### Given exercise
Set down the full listing exactly as given. Any pictures are to be left out.

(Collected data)
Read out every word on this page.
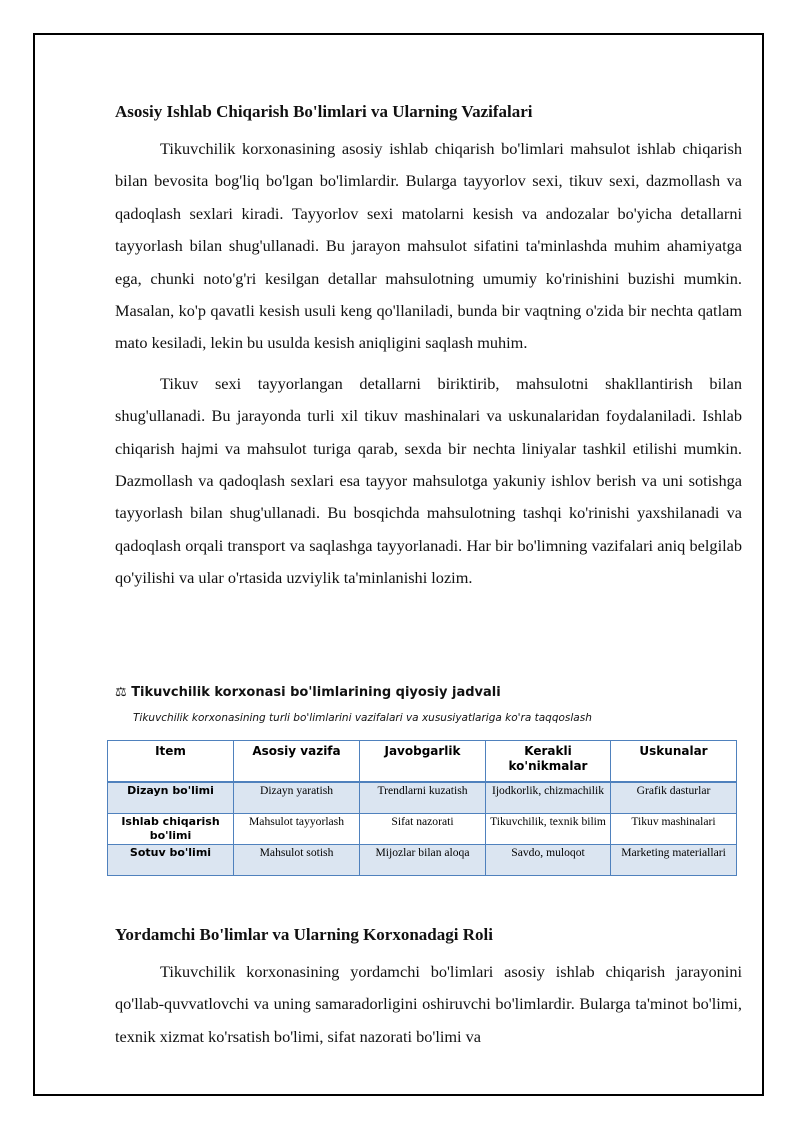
Asosiy Ishlab Chiqarish Bo'limlari va Ularning Vazifalari

Tikuvchilik korxonasining asosiy ishlab chiqarish bo'limlari mahsulot ishlab chiqarish bilan bevosita bog'liq bo'lgan bo'limlardir. Bularga tayyorlov sexi, tikuv sexi, dazmollash va qadoqlash sexlari kiradi. Tayyorlov sexi matolarni kesish va andozalar bo'yicha detallarni tayyorlash bilan shug'ullanadi. Bu jarayon mahsulot sifatini ta'minlashda muhim ahamiyatga ega, chunki noto'g'ri kesilgan detallar mahsulotning umumiy ko'rinishini buzishi mumkin. Masalan, ko'p qavatli kesish usuli keng qo'llaniladi, bunda bir vaqtning o'zida bir nechta qatlam mato kesiladi, lekin bu usulda kesish aniqligini saqlash muhim.

Tikuv sexi tayyorlangan detallarni biriktirib, mahsulotni shakllantirish bilan shug'ullanadi. Bu jarayonda turli xil tikuv mashinalari va uskunalaridan foydalaniladi. Ishlab chiqarish hajmi va mahsulot turiga qarab, sexda bir nechta liniyalar tashkil etilishi mumkin. Dazmollash va qadoqlash sexlari esa tayyor mahsulotga yakuniy ishlov berish va uni sotishga tayyorlash bilan shug'ullanadi. Bu bosqichda mahsulotning tashqi ko'rinishi yaxshilanadi va qadoqlash orqali transport va saqlashga tayyorlanadi. Har bir bo'limning vazifalari aniq belgilab qo'yilishi va ular o'rtasida uzviylik ta'minlanishi lozim.

⚖ Tikuvchilik korxonasi bo'limlarining qiyosiy jadvali

Tikuvchilik korxonasining turli bo'limlarini vazifalari va xususiyatlariga ko'ra taqqoslash

Item	Asosiy vazifa	Javobgarlik	Kerakli ko'nikmalar	Uskunalar
Dizayn bo'limi	Dizayn yaratish	Trendlarni kuzatish	Ijodkorlik, chizmachilik	Grafik dasturlar
Ishlab chiqarish bo'limi	Mahsulot tayyorlash	Sifat nazorati	Tikuvchilik, texnik bilim	Tikuv mashinalari
Sotuv bo'limi	Mahsulot sotish	Mijozlar bilan aloqa	Savdo, muloqot	Marketing materiallari
Yordamchi Bo'limlar va Ularning Korxonadagi Roli

Tikuvchilik korxonasining yordamchi bo'limlari asosiy ishlab chiqarish jarayonini qo'llab-quvvatlovchi va uning samaradorligini oshiruvchi bo'limlardir. Bularga ta'minot bo'limi, texnik xizmat ko'rsatish bo'limi, sifat nazorati bo'limi va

### Written response
Read out every word on this page.
Asosiy Ishlab Chiqarish Bo'limlari va Ularning Vazifalari

Tikuvchilik korxonasining asosiy ishlab chiqarish bo'limlari mahsulot ishlab chiqarish bilan bevosita bog'liq bo'lgan bo'limlardir. Bularga tayyorlov sexi, tikuv sexi, dazmollash va qadoqlash sexlari kiradi. Tayyorlov sexi matolarni kesish va andozalar bo'yicha detallarni tayyorlash bilan shug'ullanadi. Bu jarayon mahsulot sifatini ta'minlashda muhim ahamiyatga ega, chunki noto'g'ri kesilgan detallar mahsulotning umumiy ko'rinishini buzishi mumkin. Masalan, ko'p qavatli kesish usuli keng qo'llaniladi, bunda bir vaqtning o'zida bir nechta qatlam mato kesiladi, lekin bu usulda kesish aniqligini saqlash muhim.

Tikuv sexi tayyorlangan detallarni biriktirib, mahsulotni shakllantirish bilan shug'ullanadi. Bu jarayonda turli xil tikuv mashinalari va uskunalaridan foydalaniladi. Ishlab chiqarish hajmi va mahsulot turiga qarab, sexda bir nechta liniyalar tashkil etilishi mumkin. Dazmollash va qadoqlash sexlari esa tayyor mahsulotga yakuniy ishlov berish va uni sotishga tayyorlash bilan shug'ullanadi. Bu bosqichda mahsulotning tashqi ko'rinishi yaxshilanadi va qadoqlash orqali transport va saqlashga tayyorlanadi. Har bir bo'limning vazifalari aniq belgilab qo'yilishi va ular o'rtasida uzviylik ta'minlanishi lozim.

⚖ Tikuvchilik korxonasi bo'limlarining qiyosiy jadvali

Tikuvchilik korxonasining turli bo'limlarini vazifalari va xususiyatlariga ko'ra taqqoslash

Item	Asosiy vazifa	Javobgarlik	Kerakli ko'nikmalar	Uskunalar
Dizayn bo'limi	Dizayn yaratish	Trendlarni kuzatish	Ijodkorlik, chizmachilik	Grafik dasturlar
Ishlab chiqarish bo'limi	Mahsulot tayyorlash	Sifat nazorati	Tikuvchilik, texnik bilim	Tikuv mashinalari
Sotuv bo'limi	Mahsulot sotish	Mijozlar bilan aloqa	Savdo, muloqot	Marketing materiallari
Yordamchi Bo'limlar va Ularning Korxonadagi Roli

Tikuvchilik korxonasining yordamchi bo'limlari asosiy ishlab chiqarish jarayonini qo'llab-quvvatlovchi va uning samaradorligini oshiruvchi bo'limlardir. Bularga ta'minot bo'limi, texnik xizmat ko'rsatish bo'limi, sifat nazorati bo'limi va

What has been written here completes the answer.